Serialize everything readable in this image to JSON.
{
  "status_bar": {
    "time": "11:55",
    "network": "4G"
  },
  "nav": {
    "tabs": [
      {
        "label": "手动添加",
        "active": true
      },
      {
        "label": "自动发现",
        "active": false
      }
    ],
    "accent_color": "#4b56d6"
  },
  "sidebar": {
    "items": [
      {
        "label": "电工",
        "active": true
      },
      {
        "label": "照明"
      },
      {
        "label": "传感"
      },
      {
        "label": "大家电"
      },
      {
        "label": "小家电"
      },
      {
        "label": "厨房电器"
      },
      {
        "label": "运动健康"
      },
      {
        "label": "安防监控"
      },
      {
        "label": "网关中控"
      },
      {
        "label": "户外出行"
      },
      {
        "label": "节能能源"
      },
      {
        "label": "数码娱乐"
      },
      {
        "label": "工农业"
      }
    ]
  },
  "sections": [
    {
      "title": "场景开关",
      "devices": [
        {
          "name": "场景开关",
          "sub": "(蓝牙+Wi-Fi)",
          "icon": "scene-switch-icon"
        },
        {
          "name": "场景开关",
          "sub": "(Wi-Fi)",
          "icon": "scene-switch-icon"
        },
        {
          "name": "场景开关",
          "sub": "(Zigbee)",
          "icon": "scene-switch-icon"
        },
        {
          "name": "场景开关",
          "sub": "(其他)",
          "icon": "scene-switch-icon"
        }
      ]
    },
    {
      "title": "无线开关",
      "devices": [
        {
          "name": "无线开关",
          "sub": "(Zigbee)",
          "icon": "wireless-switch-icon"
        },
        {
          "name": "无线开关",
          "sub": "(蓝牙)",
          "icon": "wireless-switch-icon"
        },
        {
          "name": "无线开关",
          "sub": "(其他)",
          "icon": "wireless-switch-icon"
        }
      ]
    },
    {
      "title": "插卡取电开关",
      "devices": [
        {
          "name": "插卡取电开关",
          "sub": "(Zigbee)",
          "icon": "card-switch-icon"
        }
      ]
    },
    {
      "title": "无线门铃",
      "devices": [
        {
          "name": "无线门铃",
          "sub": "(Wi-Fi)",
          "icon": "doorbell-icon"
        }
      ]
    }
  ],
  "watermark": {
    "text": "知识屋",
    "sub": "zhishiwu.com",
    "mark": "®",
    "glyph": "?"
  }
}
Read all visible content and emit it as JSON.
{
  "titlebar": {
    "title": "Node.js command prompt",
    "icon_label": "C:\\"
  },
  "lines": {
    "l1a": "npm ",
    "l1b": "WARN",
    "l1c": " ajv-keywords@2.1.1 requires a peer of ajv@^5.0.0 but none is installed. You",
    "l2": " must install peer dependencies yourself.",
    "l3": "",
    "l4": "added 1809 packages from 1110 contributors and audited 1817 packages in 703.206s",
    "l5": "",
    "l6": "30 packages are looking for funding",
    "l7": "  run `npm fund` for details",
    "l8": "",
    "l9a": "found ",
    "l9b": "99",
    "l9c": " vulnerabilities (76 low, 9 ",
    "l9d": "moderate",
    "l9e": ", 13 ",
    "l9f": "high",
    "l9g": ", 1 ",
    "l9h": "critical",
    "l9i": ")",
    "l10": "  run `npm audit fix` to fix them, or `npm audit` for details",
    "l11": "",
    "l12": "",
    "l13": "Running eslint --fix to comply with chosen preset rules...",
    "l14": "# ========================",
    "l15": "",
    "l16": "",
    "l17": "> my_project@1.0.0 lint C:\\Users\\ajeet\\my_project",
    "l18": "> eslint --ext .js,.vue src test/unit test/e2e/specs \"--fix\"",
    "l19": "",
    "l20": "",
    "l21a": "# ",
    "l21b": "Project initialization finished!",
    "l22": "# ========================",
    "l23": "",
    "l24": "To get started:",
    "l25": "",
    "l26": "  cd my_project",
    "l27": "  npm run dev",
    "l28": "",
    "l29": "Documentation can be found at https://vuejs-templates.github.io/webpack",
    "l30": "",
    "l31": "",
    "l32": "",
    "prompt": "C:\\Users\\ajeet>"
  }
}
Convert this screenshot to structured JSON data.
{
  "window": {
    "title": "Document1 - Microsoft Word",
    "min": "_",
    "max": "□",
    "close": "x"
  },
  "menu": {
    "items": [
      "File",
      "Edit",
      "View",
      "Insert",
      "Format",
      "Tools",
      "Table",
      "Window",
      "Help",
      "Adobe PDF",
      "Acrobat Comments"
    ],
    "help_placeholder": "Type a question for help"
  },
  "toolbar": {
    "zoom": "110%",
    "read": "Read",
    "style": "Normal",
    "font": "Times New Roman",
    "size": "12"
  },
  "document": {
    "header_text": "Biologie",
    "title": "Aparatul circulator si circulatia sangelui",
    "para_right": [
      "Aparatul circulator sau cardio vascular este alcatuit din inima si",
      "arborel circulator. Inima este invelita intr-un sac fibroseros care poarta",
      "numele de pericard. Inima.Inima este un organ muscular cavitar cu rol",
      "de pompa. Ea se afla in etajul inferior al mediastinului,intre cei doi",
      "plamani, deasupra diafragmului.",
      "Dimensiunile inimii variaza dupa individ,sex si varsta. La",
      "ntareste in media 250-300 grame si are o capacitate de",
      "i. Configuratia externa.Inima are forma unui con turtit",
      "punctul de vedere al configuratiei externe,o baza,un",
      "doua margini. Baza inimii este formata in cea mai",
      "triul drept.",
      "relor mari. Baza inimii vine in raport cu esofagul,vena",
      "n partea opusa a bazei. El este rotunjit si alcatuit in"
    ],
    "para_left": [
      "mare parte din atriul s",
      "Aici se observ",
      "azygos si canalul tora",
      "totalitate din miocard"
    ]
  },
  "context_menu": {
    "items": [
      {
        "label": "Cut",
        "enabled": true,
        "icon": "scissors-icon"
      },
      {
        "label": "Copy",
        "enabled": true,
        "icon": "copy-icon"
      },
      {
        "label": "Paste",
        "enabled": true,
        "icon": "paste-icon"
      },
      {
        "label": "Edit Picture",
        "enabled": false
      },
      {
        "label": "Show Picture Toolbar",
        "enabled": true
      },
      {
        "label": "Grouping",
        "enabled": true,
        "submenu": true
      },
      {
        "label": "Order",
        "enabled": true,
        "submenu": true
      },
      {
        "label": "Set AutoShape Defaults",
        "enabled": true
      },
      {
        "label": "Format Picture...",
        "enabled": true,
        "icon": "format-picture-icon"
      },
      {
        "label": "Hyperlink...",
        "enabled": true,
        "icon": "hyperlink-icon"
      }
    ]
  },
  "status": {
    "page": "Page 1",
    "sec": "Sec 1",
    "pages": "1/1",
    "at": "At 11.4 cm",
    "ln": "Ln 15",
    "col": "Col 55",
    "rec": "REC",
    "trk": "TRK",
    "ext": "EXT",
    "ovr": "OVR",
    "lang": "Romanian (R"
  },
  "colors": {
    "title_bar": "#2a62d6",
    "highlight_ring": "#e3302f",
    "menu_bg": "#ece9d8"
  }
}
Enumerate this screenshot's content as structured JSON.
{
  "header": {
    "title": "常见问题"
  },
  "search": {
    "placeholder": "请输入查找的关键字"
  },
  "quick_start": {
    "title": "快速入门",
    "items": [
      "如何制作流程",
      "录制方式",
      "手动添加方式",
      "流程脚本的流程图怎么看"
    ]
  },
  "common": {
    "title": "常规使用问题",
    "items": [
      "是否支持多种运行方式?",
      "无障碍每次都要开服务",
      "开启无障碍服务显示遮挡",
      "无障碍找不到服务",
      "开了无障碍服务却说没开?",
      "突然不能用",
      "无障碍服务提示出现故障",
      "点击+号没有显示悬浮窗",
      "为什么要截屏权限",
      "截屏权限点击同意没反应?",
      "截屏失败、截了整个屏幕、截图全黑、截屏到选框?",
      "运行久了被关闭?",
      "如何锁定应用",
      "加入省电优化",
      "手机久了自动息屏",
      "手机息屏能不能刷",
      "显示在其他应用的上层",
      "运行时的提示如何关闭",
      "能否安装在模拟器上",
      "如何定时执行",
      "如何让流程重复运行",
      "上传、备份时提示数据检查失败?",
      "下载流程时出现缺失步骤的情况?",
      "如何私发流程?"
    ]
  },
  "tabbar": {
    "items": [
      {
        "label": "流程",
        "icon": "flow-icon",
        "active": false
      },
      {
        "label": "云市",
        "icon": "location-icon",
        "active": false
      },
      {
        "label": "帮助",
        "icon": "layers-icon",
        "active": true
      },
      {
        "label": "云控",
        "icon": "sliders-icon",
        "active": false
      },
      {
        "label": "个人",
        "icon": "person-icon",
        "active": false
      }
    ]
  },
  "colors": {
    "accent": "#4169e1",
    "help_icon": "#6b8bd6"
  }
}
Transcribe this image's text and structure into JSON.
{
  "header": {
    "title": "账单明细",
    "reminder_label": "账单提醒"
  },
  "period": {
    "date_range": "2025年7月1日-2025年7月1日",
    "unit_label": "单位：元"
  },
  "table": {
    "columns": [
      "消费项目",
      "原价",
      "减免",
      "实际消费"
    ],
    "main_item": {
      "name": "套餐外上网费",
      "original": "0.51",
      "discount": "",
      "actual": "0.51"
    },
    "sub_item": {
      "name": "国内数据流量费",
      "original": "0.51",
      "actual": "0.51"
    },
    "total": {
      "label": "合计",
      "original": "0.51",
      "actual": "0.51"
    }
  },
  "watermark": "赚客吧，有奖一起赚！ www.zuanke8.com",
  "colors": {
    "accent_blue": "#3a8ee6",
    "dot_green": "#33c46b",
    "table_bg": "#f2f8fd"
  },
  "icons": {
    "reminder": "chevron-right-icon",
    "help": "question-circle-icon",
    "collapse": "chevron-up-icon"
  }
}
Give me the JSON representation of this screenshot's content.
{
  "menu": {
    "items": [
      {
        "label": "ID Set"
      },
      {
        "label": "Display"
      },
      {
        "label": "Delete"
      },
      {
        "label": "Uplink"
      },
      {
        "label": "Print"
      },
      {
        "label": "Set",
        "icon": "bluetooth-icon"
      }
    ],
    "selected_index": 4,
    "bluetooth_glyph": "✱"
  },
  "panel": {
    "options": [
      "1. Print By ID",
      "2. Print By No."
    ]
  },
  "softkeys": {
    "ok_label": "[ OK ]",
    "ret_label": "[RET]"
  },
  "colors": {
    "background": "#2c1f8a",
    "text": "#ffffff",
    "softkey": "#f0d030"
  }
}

DIRECTIONS » Output, unchanged, the lines from the line with "Give me the" through the final line of the material.

ANSWER »
Give me the JSON representation of this screenshot's content.
{
  "menu": {
    "items": [
      {
        "label": "ID Set"
      },
      {
        "label": "Display"
      },
      {
        "label": "Delete"
      },
      {
        "label": "Uplink"
      },
      {
        "label": "Print"
      },
      {
        "label": "Set",
        "icon": "bluetooth-icon"
      }
    ],
    "selected_index": 4,
    "bluetooth_glyph": "✱"
  },
  "panel": {
    "options": [
      "1. Print By ID",
      "2. Print By No."
    ]
  },
  "softkeys": {
    "ok_label": "[ OK ]",
    "ret_label": "[RET]"
  },
  "colors": {
    "background": "#2c1f8a",
    "text": "#ffffff",
    "softkey": "#f0d030"
  }
}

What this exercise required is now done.